### Set exercise
Rewrite every row below with "redacted" replaced by "masked" wherever it occurs, keeping all other text unchanged.
_ _ _ _
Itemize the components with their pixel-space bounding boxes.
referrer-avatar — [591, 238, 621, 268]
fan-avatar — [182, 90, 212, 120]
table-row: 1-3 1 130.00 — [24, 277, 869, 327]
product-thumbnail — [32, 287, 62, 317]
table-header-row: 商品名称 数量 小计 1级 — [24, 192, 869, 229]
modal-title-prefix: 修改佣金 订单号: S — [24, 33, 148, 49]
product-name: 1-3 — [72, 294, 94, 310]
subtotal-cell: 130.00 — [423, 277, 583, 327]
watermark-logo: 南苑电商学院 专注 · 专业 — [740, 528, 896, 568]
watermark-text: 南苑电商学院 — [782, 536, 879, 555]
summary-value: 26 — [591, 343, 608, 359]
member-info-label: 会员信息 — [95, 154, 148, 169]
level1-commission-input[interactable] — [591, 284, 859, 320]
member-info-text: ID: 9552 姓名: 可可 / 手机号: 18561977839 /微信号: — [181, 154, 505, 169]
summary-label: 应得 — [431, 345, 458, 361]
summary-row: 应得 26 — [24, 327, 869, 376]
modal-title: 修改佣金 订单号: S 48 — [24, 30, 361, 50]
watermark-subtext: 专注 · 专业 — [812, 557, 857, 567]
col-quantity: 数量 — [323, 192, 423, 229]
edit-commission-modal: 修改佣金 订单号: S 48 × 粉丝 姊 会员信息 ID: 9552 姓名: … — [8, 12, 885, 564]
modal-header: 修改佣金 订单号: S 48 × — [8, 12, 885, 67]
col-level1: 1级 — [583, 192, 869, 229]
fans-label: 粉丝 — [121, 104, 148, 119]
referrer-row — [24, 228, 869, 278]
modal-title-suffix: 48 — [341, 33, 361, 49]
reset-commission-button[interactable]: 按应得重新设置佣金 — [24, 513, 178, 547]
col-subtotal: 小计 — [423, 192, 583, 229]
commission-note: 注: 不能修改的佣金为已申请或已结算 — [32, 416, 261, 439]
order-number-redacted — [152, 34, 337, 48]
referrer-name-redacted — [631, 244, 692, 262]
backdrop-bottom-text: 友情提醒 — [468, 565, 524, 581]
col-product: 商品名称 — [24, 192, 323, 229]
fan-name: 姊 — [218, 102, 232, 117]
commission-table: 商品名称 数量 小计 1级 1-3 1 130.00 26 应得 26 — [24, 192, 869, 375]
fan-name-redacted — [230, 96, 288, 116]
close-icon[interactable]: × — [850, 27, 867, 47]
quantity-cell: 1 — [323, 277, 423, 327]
_ _ _ _
### Task response
Itemize the components with their pixel-space bounding boxes.
referrer-avatar — [591, 238, 621, 268]
fan-avatar — [182, 90, 212, 120]
table-row: 1-3 1 130.00 — [24, 277, 869, 327]
product-thumbnail — [32, 287, 62, 317]
table-header-row: 商品名称 数量 小计 1级 — [24, 192, 869, 229]
modal-title-prefix: 修改佣金 订单号: S — [24, 33, 148, 49]
product-name: 1-3 — [72, 294, 94, 310]
subtotal-cell: 130.00 — [423, 277, 583, 327]
watermark-logo: 南苑电商学院 专注 · 专业 — [740, 528, 896, 568]
watermark-text: 南苑电商学院 — [782, 536, 879, 555]
summary-value: 26 — [591, 343, 608, 359]
member-info-label: 会员信息 — [95, 154, 148, 169]
level1-commission-input[interactable] — [591, 284, 859, 320]
member-info-text: ID: 9552 姓名: 可可 / 手机号: 18561977839 /微信号: — [181, 154, 505, 169]
summary-label: 应得 — [431, 345, 458, 361]
summary-row: 应得 26 — [24, 327, 869, 376]
modal-title: 修改佣金 订单号: S 48 — [24, 30, 361, 50]
watermark-subtext: 专注 · 专业 — [812, 557, 857, 567]
col-quantity: 数量 — [323, 192, 423, 229]
edit-commission-modal: 修改佣金 订单号: S 48 × 粉丝 姊 会员信息 ID: 9552 姓名: … — [8, 12, 885, 564]
modal-header: 修改佣金 订单号: S 48 × — [8, 12, 885, 67]
col-level1: 1级 — [583, 192, 869, 229]
fans-label: 粉丝 — [121, 104, 148, 119]
referrer-row — [24, 228, 869, 278]
modal-title-suffix: 48 — [341, 33, 361, 49]
reset-commission-button[interactable]: 按应得重新设置佣金 — [24, 513, 178, 547]
col-subtotal: 小计 — [423, 192, 583, 229]
commission-note: 注: 不能修改的佣金为已申请或已结算 — [32, 416, 261, 439]
order-number-masked — [152, 34, 337, 48]
referrer-name-masked — [631, 244, 692, 262]
backdrop-bottom-text: 友情提醒 — [468, 565, 524, 581]
col-product: 商品名称 — [24, 192, 323, 229]
fan-name: 姊 — [218, 102, 232, 117]
commission-table: 商品名称 数量 小计 1级 1-3 1 130.00 26 应得 26 — [24, 192, 869, 375]
fan-name-masked — [230, 96, 288, 116]
close-icon[interactable]: × — [850, 27, 867, 47]
quantity-cell: 1 — [323, 277, 423, 327]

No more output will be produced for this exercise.